_OBJECTIVE_.
Repeat the rows below verbatim, beginning at the start of the rows and ending with the line that contains "staticText: 47% [294, 103, 316, 118]", both ends included. Leave the pictures out of your answer.

─── RECORDED INFORMATION

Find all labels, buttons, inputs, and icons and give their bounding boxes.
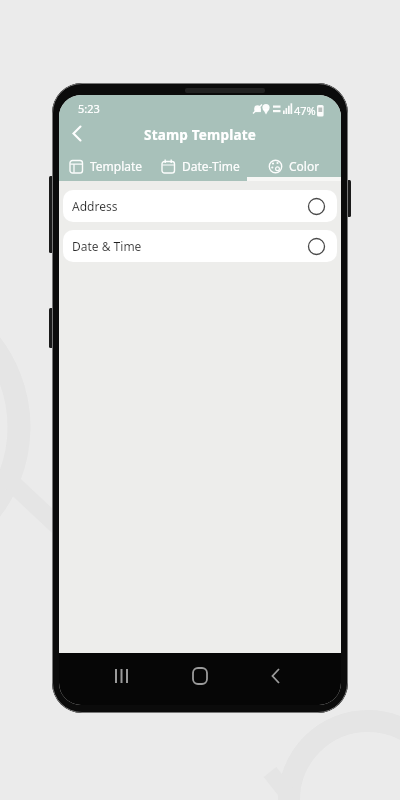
button[interactable]: Address [63, 190, 337, 222]
staticText: Address [72, 198, 118, 214]
button[interactable]: Color [247, 150, 341, 181]
button[interactable]: Date & Time [63, 230, 337, 262]
button[interactable]: Date-Time [153, 150, 247, 181]
staticText: Color [289, 158, 320, 174]
staticText: Stamp Template [144, 126, 257, 144]
button[interactable] [153, 653, 247, 705]
button[interactable]: Template [59, 150, 153, 181]
staticText: Date & Time [72, 238, 142, 254]
staticText: Date-Time [182, 158, 240, 174]
button[interactable] [63, 121, 93, 150]
staticText: Template [90, 158, 143, 174]
button[interactable] [247, 653, 341, 705]
staticText: 47% [294, 103, 316, 118]
button[interactable] [59, 653, 153, 705]
staticText: 5:23 [78, 101, 100, 116]
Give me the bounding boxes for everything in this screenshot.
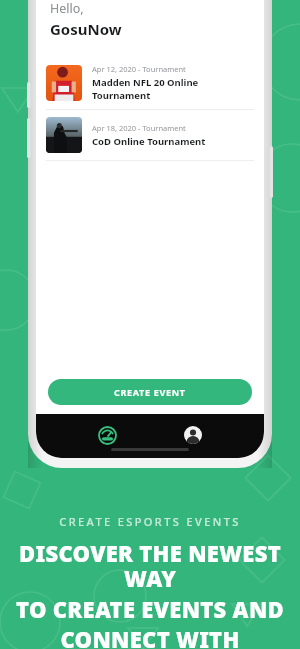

──────

_WRITTEN SOLUTION_.
Find all labels, buttons, inputs, and icons and give their bounding boxes.
button[interactable]: Address [63, 190, 337, 222]
staticText: Address [72, 198, 118, 214]
button[interactable]: Color [247, 150, 341, 181]
button[interactable]: Date & Time [63, 230, 337, 262]
button[interactable]: Date-Time [153, 150, 247, 181]
staticText: Color [289, 158, 320, 174]
staticText: Stamp Template [144, 126, 257, 144]
button[interactable] [153, 653, 247, 705]
button[interactable]: Template [59, 150, 153, 181]
staticText: Date & Time [72, 238, 142, 254]
staticText: Date-Time [182, 158, 240, 174]
button[interactable] [63, 121, 93, 150]
staticText: Template [90, 158, 143, 174]
button[interactable] [247, 653, 341, 705]
staticText: 47% [294, 103, 316, 118]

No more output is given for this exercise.